## Instructions for the task
Copy the lines below verbatim, starting at the line that contains "role-badge: Marketer: [261, 647, 333, 669]" and ending at the line that contains "874, 683, 891]".

-- start Stored rows --

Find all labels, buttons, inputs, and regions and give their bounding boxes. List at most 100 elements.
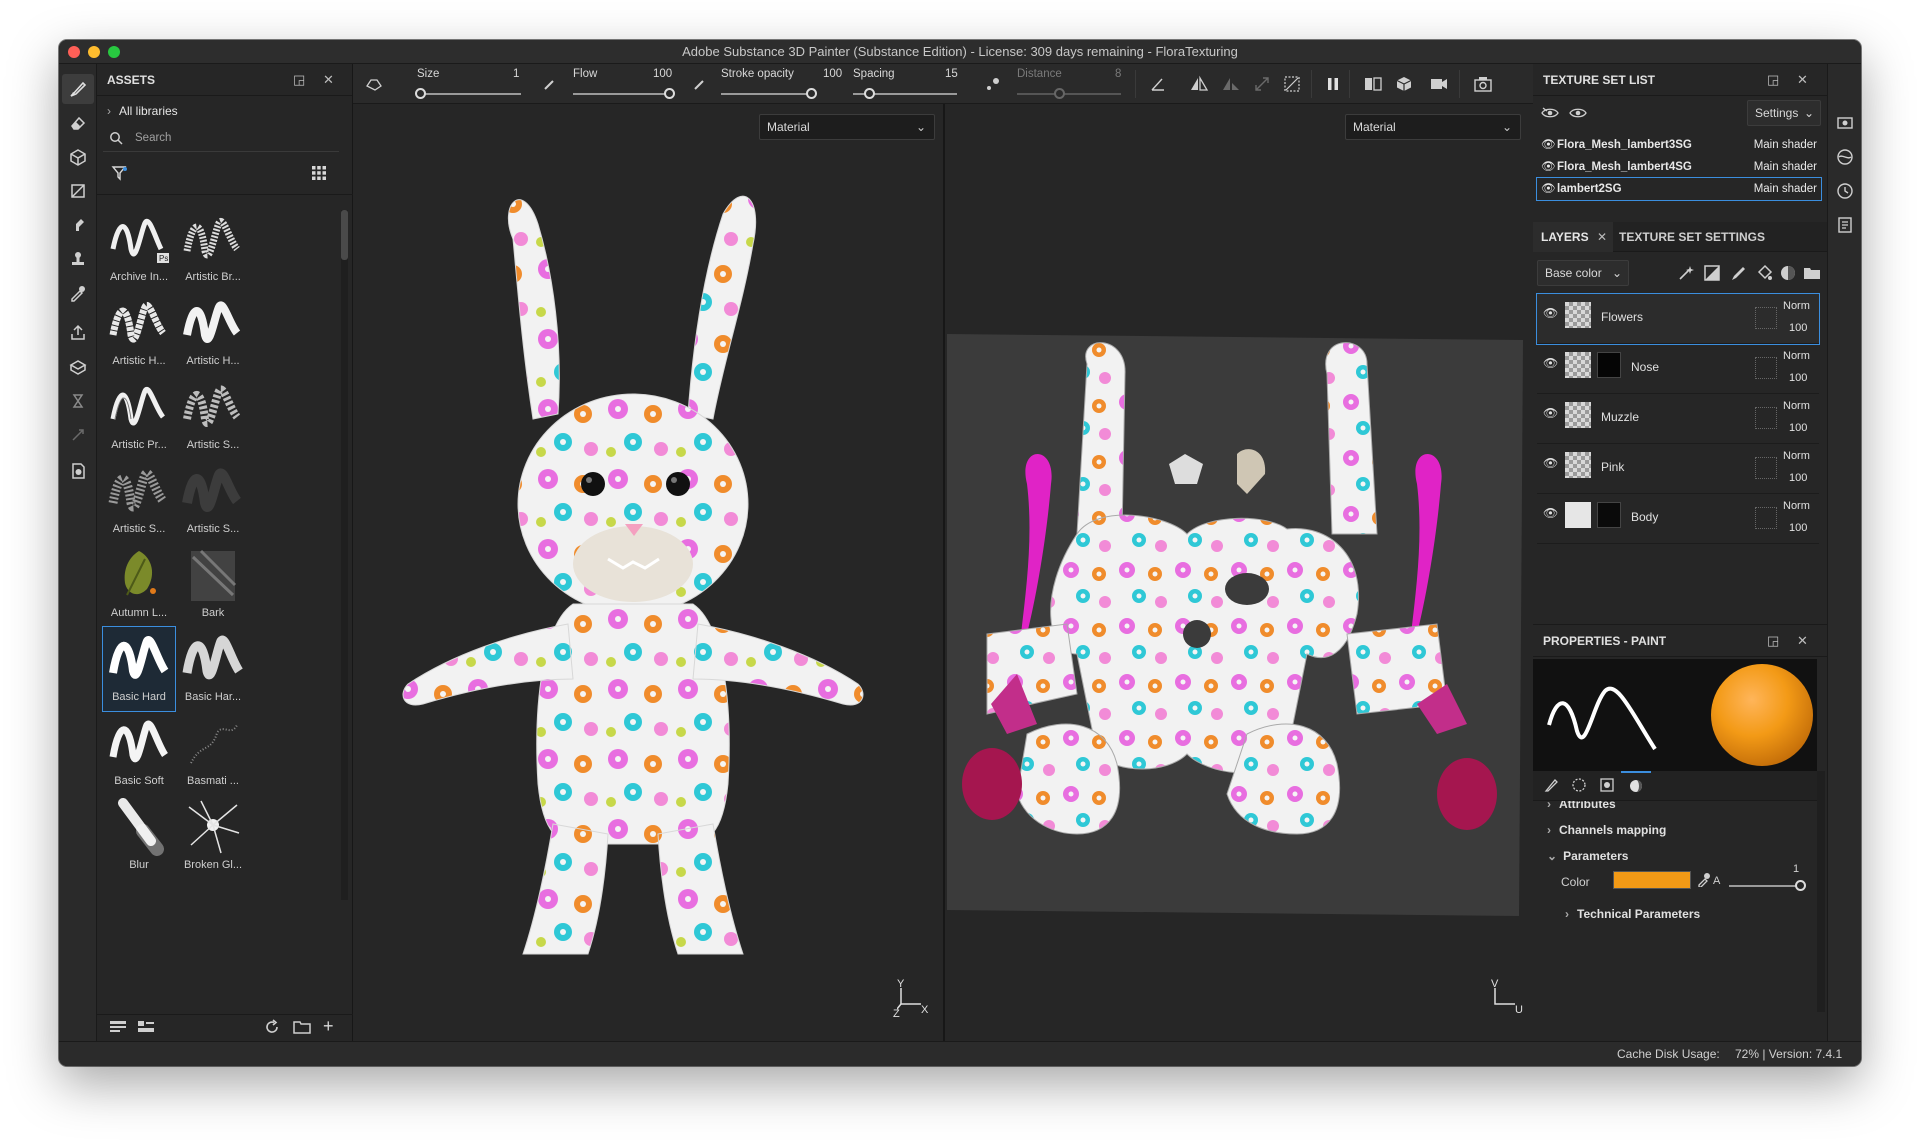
brush-preset[interactable]: Artistic Pr... bbox=[103, 375, 175, 459]
lock-icon[interactable] bbox=[62, 420, 94, 450]
library-selector[interactable]: › All libraries bbox=[107, 104, 178, 118]
eye-icon[interactable] bbox=[1569, 106, 1587, 123]
brush-preset[interactable]: Basic Soft bbox=[103, 711, 175, 795]
mask-slot[interactable] bbox=[1755, 507, 1777, 529]
history-icon[interactable] bbox=[62, 386, 94, 416]
viewport-3d[interactable]: Material ⌄ Y X Z bbox=[353, 104, 943, 1041]
mask-slot[interactable] bbox=[1755, 457, 1777, 479]
brush-preset[interactable]: Blur bbox=[103, 795, 175, 879]
blend-mode-dropdown[interactable]: Norm bbox=[1783, 450, 1810, 462]
refresh-icon[interactable] bbox=[263, 1018, 281, 1039]
parameters-section[interactable]: ⌄ Parameters bbox=[1547, 849, 1628, 863]
lazy-mouse-icon[interactable] bbox=[985, 76, 1001, 95]
export-icon[interactable] bbox=[62, 318, 94, 348]
environment-icon[interactable] bbox=[1836, 148, 1854, 169]
uv-texture-map[interactable] bbox=[947, 334, 1523, 916]
brush-preset[interactable]: Artistic H... bbox=[103, 291, 175, 375]
filter-icon[interactable] bbox=[111, 164, 129, 182]
layer-opacity[interactable]: 100 bbox=[1789, 522, 1807, 534]
alpha-slider[interactable] bbox=[1729, 885, 1799, 887]
log-icon[interactable] bbox=[1836, 216, 1854, 237]
search-input[interactable]: Search bbox=[135, 132, 171, 144]
brush-preset[interactable]: Artistic S... bbox=[177, 459, 249, 543]
close-icon[interactable]: ✕ bbox=[1797, 625, 1808, 657]
brush-preset[interactable]: Autumn L... bbox=[103, 543, 175, 627]
paint-brush-icon[interactable] bbox=[62, 74, 94, 104]
viewport-2d[interactable]: Material ⌄ V U bbox=[945, 104, 1533, 1041]
brush-preset[interactable]: Basic Har... bbox=[177, 627, 249, 711]
eye-icon[interactable]: 👁 bbox=[1543, 506, 1558, 520]
size-slider-knob[interactable] bbox=[415, 88, 427, 99]
blend-mode-dropdown[interactable]: Norm bbox=[1783, 350, 1810, 362]
viewport-3d-channel-dropdown[interactable]: Material ⌄ bbox=[759, 114, 935, 140]
import-icon[interactable] bbox=[109, 1019, 127, 1038]
undock-icon[interactable]: ◲ bbox=[1767, 64, 1779, 96]
attributes-section[interactable]: › Attributes bbox=[1547, 801, 1616, 811]
eye-icon[interactable]: 👁 bbox=[1543, 306, 1558, 320]
color-swatch[interactable] bbox=[1613, 871, 1691, 889]
technical-parameters-section[interactable]: › Technical Parameters bbox=[1565, 907, 1700, 921]
eye-icon[interactable]: 👁 bbox=[1543, 356, 1558, 370]
flow-slider[interactable] bbox=[573, 93, 669, 95]
undock-icon[interactable]: ◲ bbox=[293, 64, 305, 96]
polygon-fill-icon[interactable] bbox=[62, 176, 94, 206]
add-smart-material-icon[interactable] bbox=[1779, 264, 1797, 285]
size-slider[interactable] bbox=[417, 93, 521, 95]
layer-opacity[interactable]: 100 bbox=[1789, 422, 1807, 434]
blend-mode-dropdown[interactable]: Norm bbox=[1783, 300, 1810, 312]
stencil-tab-icon[interactable] bbox=[1599, 777, 1615, 796]
close-icon[interactable]: ✕ bbox=[323, 64, 334, 96]
occlusion-icon[interactable] bbox=[1283, 75, 1301, 96]
symmetry-icon[interactable] bbox=[1189, 75, 1209, 96]
folder-icon[interactable] bbox=[293, 1019, 311, 1038]
add-paint-layer-icon[interactable] bbox=[1729, 264, 1747, 285]
close-window-button[interactable] bbox=[68, 46, 80, 58]
mask-slot[interactable] bbox=[1755, 307, 1777, 329]
rabbit-3d-model[interactable] bbox=[393, 184, 893, 964]
minimize-window-button[interactable] bbox=[88, 46, 100, 58]
texture-set-row-selected[interactable]: 👁 lambert2SG Main shader bbox=[1536, 177, 1822, 201]
alpha-slider-knob[interactable] bbox=[1795, 880, 1806, 891]
display-3d-icon[interactable] bbox=[1395, 75, 1413, 96]
eye-icon[interactable]: 👁 bbox=[1541, 134, 1556, 156]
channels-mapping-section[interactable]: › Channels mapping bbox=[1547, 823, 1666, 837]
brush-preset-selected[interactable]: Basic Hard bbox=[102, 626, 176, 712]
eraser-icon[interactable] bbox=[62, 108, 94, 138]
eye-toggle-icon[interactable] bbox=[1541, 106, 1559, 123]
projection-icon[interactable] bbox=[62, 142, 94, 172]
layer-row-nose[interactable]: 👁 Nose Norm 100 bbox=[1537, 344, 1819, 394]
display-settings-icon[interactable] bbox=[1836, 114, 1854, 135]
angle-icon[interactable] bbox=[1149, 75, 1167, 96]
brush-tab-icon[interactable] bbox=[1543, 777, 1559, 796]
texture-set-row[interactable]: 👁 Flora_Mesh_lambert4SG Main shader bbox=[1537, 156, 1821, 178]
tab-layers[interactable]: LAYERS ✕ bbox=[1533, 222, 1613, 252]
layer-row-body[interactable]: 👁 Body Norm 100 bbox=[1537, 494, 1819, 544]
spacing-slider-knob[interactable] bbox=[863, 88, 875, 99]
blend-mode-dropdown[interactable]: Norm bbox=[1783, 500, 1810, 512]
layer-opacity[interactable]: 100 bbox=[1789, 472, 1807, 484]
add-icon[interactable]: + bbox=[323, 1016, 334, 1037]
brush-preset[interactable]: Artistic S... bbox=[103, 459, 175, 543]
stroke-opacity-slider-knob[interactable] bbox=[806, 88, 817, 99]
add-fill-layer-icon[interactable] bbox=[1755, 264, 1773, 285]
split-view-icon[interactable] bbox=[1363, 75, 1383, 96]
brush-symmetry-icon[interactable] bbox=[365, 76, 385, 95]
layer-opacity[interactable]: 100 bbox=[1789, 372, 1807, 384]
brush-preset[interactable] bbox=[103, 879, 175, 915]
flow-slider-knob[interactable] bbox=[664, 88, 675, 99]
eye-icon[interactable]: 👁 bbox=[1543, 456, 1558, 470]
brush-preset[interactable]: Bark bbox=[177, 543, 249, 627]
layer-opacity[interactable]: 100 bbox=[1789, 322, 1807, 334]
mirror-icon[interactable] bbox=[1221, 75, 1241, 96]
blend-mode-dropdown[interactable]: Norm bbox=[1783, 400, 1810, 412]
close-icon[interactable]: ✕ bbox=[1597, 222, 1607, 252]
color-picker-icon[interactable] bbox=[62, 278, 94, 308]
layer-row-pink[interactable]: 👁 Pink Norm 100 bbox=[1537, 444, 1819, 494]
pause-icon[interactable] bbox=[1325, 76, 1341, 95]
eye-icon[interactable]: 👁 bbox=[1543, 406, 1558, 420]
material-tab[interactable] bbox=[1621, 771, 1651, 801]
zoom-window-button[interactable] bbox=[108, 46, 120, 58]
eye-icon[interactable]: 👁 bbox=[1541, 178, 1556, 200]
bake-icon[interactable] bbox=[62, 352, 94, 382]
search-field[interactable]: Search bbox=[103, 126, 339, 152]
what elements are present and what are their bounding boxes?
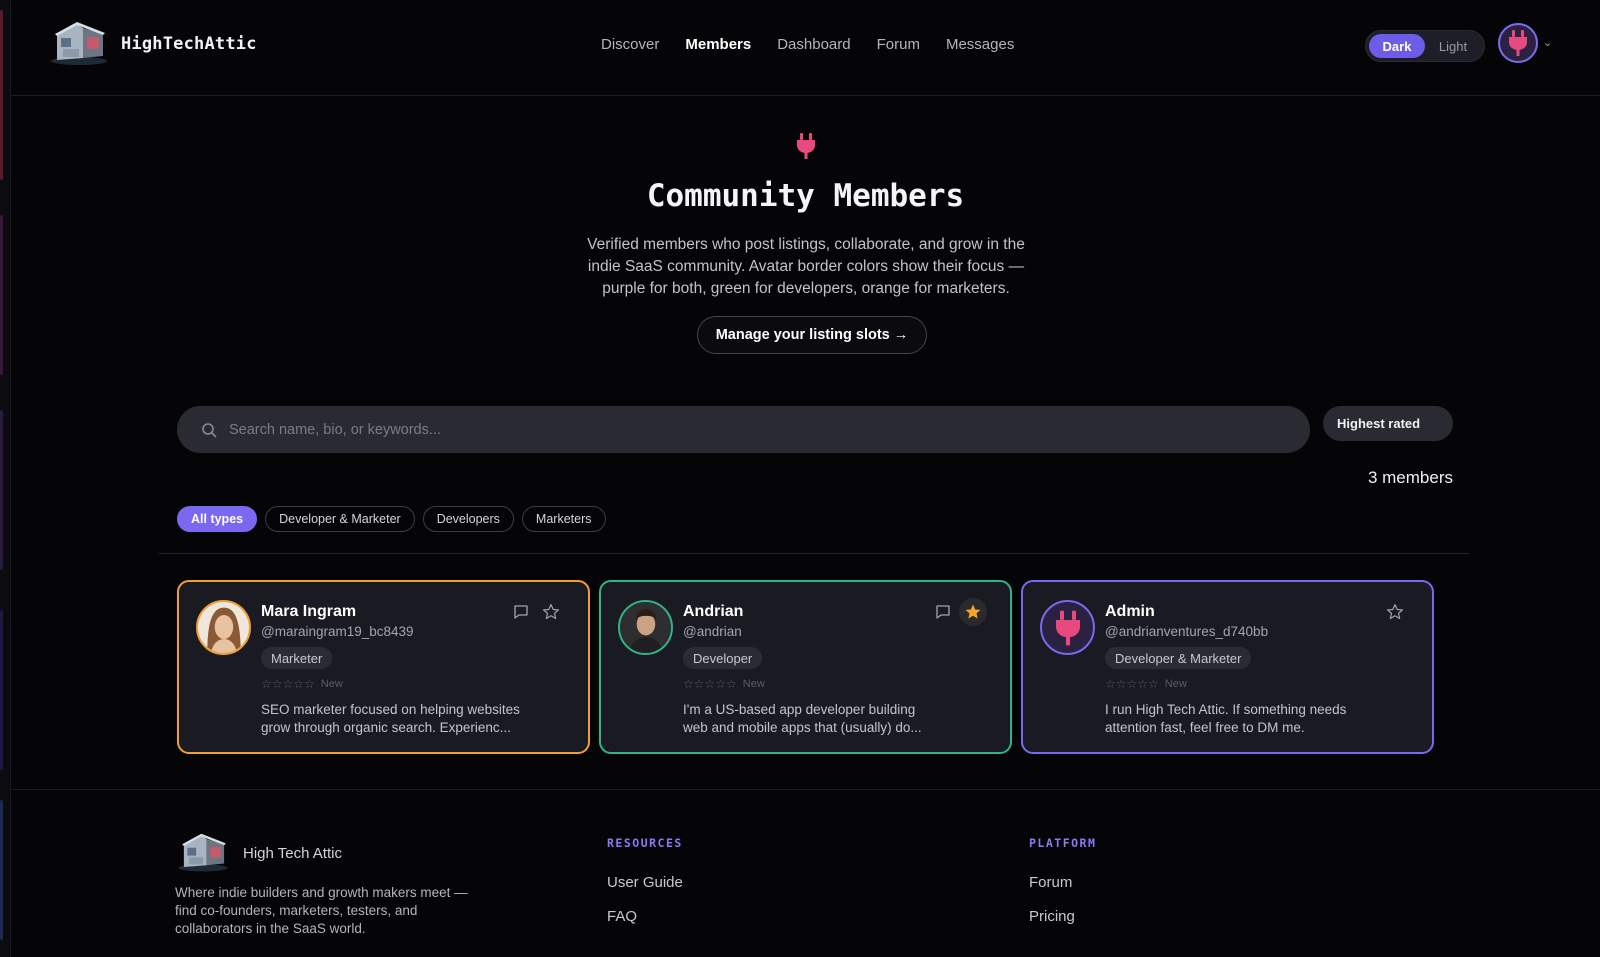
role-badge: Marketer: [261, 647, 333, 669]
member-bio: I'm a US-based app developer building we…: [683, 701, 983, 737]
footer-link-user-guide[interactable]: User Guide: [607, 874, 683, 891]
filter-developer-marketer[interactable]: Developer & Marketer: [265, 506, 415, 532]
filter-all-types[interactable]: All types: [177, 506, 258, 532]
star-outline-icon: ☆☆☆☆☆: [683, 677, 737, 691]
footer-brand[interactable]: High Tech Attic: [175, 832, 342, 874]
bio-line: SEO marketer focused on helping websites: [261, 702, 520, 717]
nav-dashboard[interactable]: Dashboard: [777, 36, 850, 53]
manage-listing-slots-button[interactable]: Manage your listing slots →: [697, 316, 927, 354]
footer-link-faq[interactable]: FAQ: [607, 908, 683, 925]
member-card-andrian[interactable]: Andrian @andrian Developer ☆☆☆☆☆ New I'm…: [599, 580, 1012, 754]
footer-description: Where indie builders and growth makers m…: [175, 885, 468, 936]
plug-icon: [1055, 610, 1080, 645]
member-bio: I run High Tech Attic. If something need…: [1105, 701, 1405, 737]
chevron-down-icon[interactable]: ⌄: [1543, 36, 1552, 49]
favorite-star-filled-icon[interactable]: [959, 598, 987, 626]
main-nav: Discover Members Dashboard Forum Message…: [601, 36, 1014, 53]
rating-new-label: New: [1164, 678, 1187, 690]
member-card-mara-ingram[interactable]: Mara Ingram @maraingram19_bc8439 Markete…: [177, 580, 590, 754]
member-handle: @maraingram19_bc8439: [261, 624, 414, 639]
search-bar: [177, 406, 1310, 453]
member-handle: @andrianventures_d740bb: [1105, 624, 1269, 639]
theme-light-option[interactable]: Light: [1425, 34, 1481, 58]
footer-divider: [11, 789, 1600, 790]
member-name: Mara Ingram: [261, 603, 357, 620]
member-bio: SEO marketer focused on helping websites…: [261, 701, 561, 737]
member-count: 3 members: [1367, 468, 1453, 487]
footer-resources: RESOURCES User Guide FAQ: [607, 836, 683, 942]
type-filters: All types Developer & Marketer Developer…: [177, 506, 606, 532]
bio-line: I run High Tech Attic. If something need…: [1105, 702, 1347, 717]
bio-line: I'm a US-based app developer building: [683, 702, 916, 717]
footer-platform: PLATFORM Forum Pricing: [1029, 836, 1096, 942]
app-frame: HighTechAttic Discover Members Dashboard…: [11, 0, 1600, 957]
avatar: [618, 600, 673, 655]
bio-line: web and mobile apps that (usually) do...: [683, 720, 922, 735]
user-avatar-button[interactable]: [1498, 23, 1538, 63]
footer-heading: PLATFORM: [1029, 836, 1097, 850]
sort-select[interactable]: Highest rated: [1323, 406, 1453, 441]
plug-icon: [796, 133, 816, 164]
star-rating: ☆☆☆☆☆ New: [683, 677, 765, 691]
footer-link-pricing[interactable]: Pricing: [1029, 908, 1096, 925]
favorite-star-icon[interactable]: [1383, 600, 1407, 624]
avatar: [1040, 600, 1095, 655]
nav-messages[interactable]: Messages: [946, 36, 1014, 53]
bio-line: grow through organic search. Experienc..…: [261, 720, 511, 735]
role-badge: Developer & Marketer: [1105, 647, 1252, 669]
filter-developers[interactable]: Developers: [422, 506, 514, 532]
footer-heading: RESOURCES: [607, 836, 683, 850]
member-name: Andrian: [683, 603, 744, 620]
footer-link-forum[interactable]: Forum: [1029, 874, 1096, 891]
star-rating: ☆☆☆☆☆ New: [261, 677, 343, 691]
divider: [159, 553, 1469, 554]
message-icon[interactable]: [931, 600, 955, 624]
window-left-rail: [0, 0, 11, 957]
favorite-star-icon[interactable]: [539, 600, 563, 624]
rating-new-label: New: [320, 678, 343, 690]
avatar: [196, 600, 251, 655]
member-name: Admin: [1105, 603, 1155, 620]
house-logo-icon: [49, 20, 111, 68]
bio-line: attention fast, feel free to DM me.: [1105, 720, 1305, 735]
nav-discover[interactable]: Discover: [601, 36, 659, 53]
message-icon[interactable]: [509, 600, 533, 624]
theme-dark-option[interactable]: Dark: [1369, 34, 1425, 58]
nav-members[interactable]: Members: [685, 36, 751, 53]
page-subtitle: Verified members who post listings, coll…: [587, 236, 1025, 297]
theme-toggle: Dark Light: [1365, 30, 1485, 62]
brand-link[interactable]: HighTechAttic: [49, 20, 257, 68]
nav-forum[interactable]: Forum: [877, 36, 920, 53]
search-input[interactable]: [229, 421, 1279, 438]
star-outline-icon: ☆☆☆☆☆: [261, 677, 315, 691]
house-logo-icon: [178, 833, 228, 872]
member-card-admin[interactable]: Admin @andrianventures_d740bb Developer …: [1021, 580, 1434, 754]
brand-name: HighTechAttic: [121, 34, 257, 54]
footer-brand-name: High Tech Attic: [243, 844, 342, 862]
role-badge: Developer: [683, 647, 763, 669]
search-icon: [202, 422, 217, 437]
member-handle: @andrian: [683, 624, 742, 639]
plug-icon: [1509, 30, 1527, 56]
top-navbar: HighTechAttic Discover Members Dashboard…: [11, 0, 1600, 96]
page-title: Community Members: [646, 178, 965, 214]
star-outline-icon: ☆☆☆☆☆: [1105, 677, 1159, 691]
rating-new-label: New: [742, 678, 765, 690]
filter-marketers[interactable]: Marketers: [521, 506, 606, 532]
star-rating: ☆☆☆☆☆ New: [1105, 677, 1187, 691]
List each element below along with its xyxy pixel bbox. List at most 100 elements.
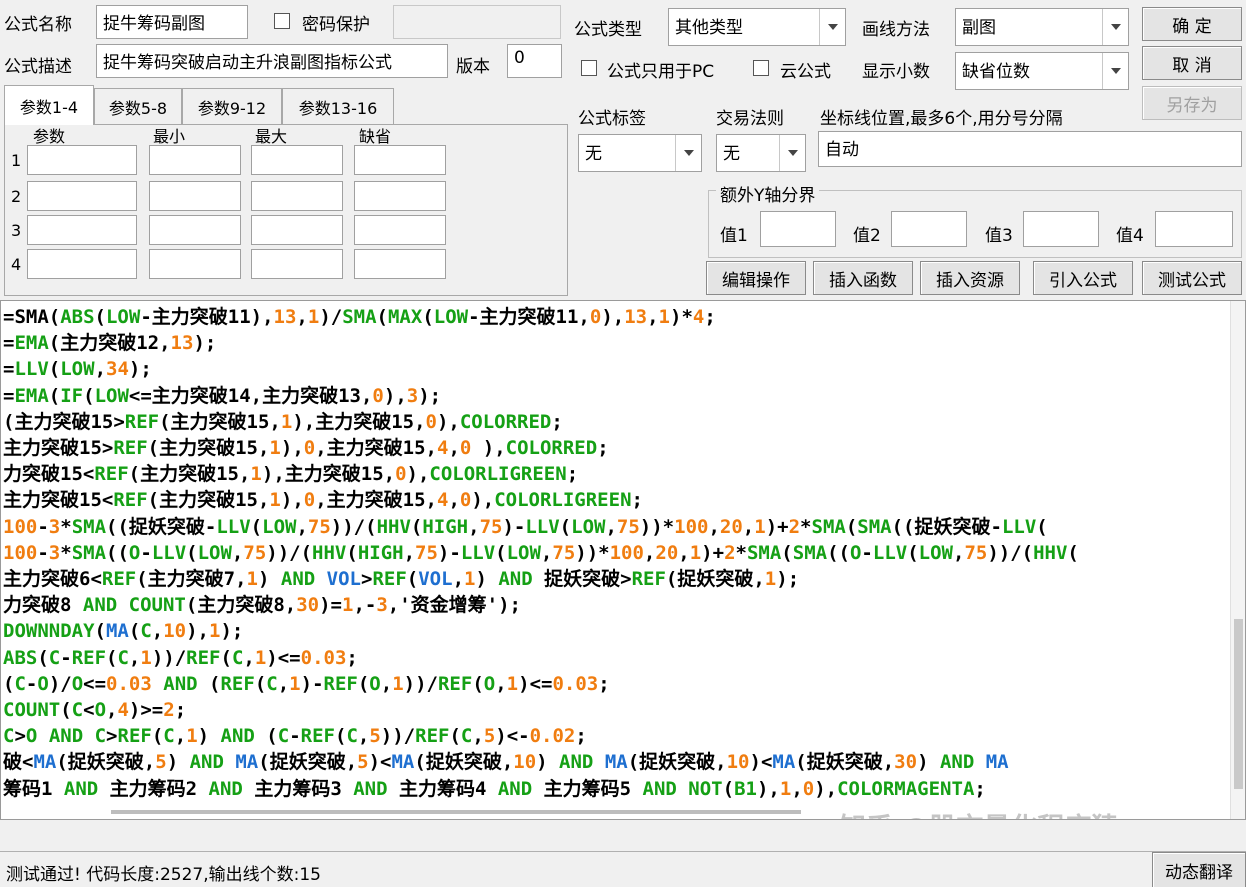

-- end Stored rows --

## Output for this exercise
role-badge: Marketer: [261, 647, 333, 669]
member-bio: I'm a US-based app developer building we…: [683, 701, 983, 737]
footer-link-user-guide[interactable]: User Guide: [607, 874, 683, 891]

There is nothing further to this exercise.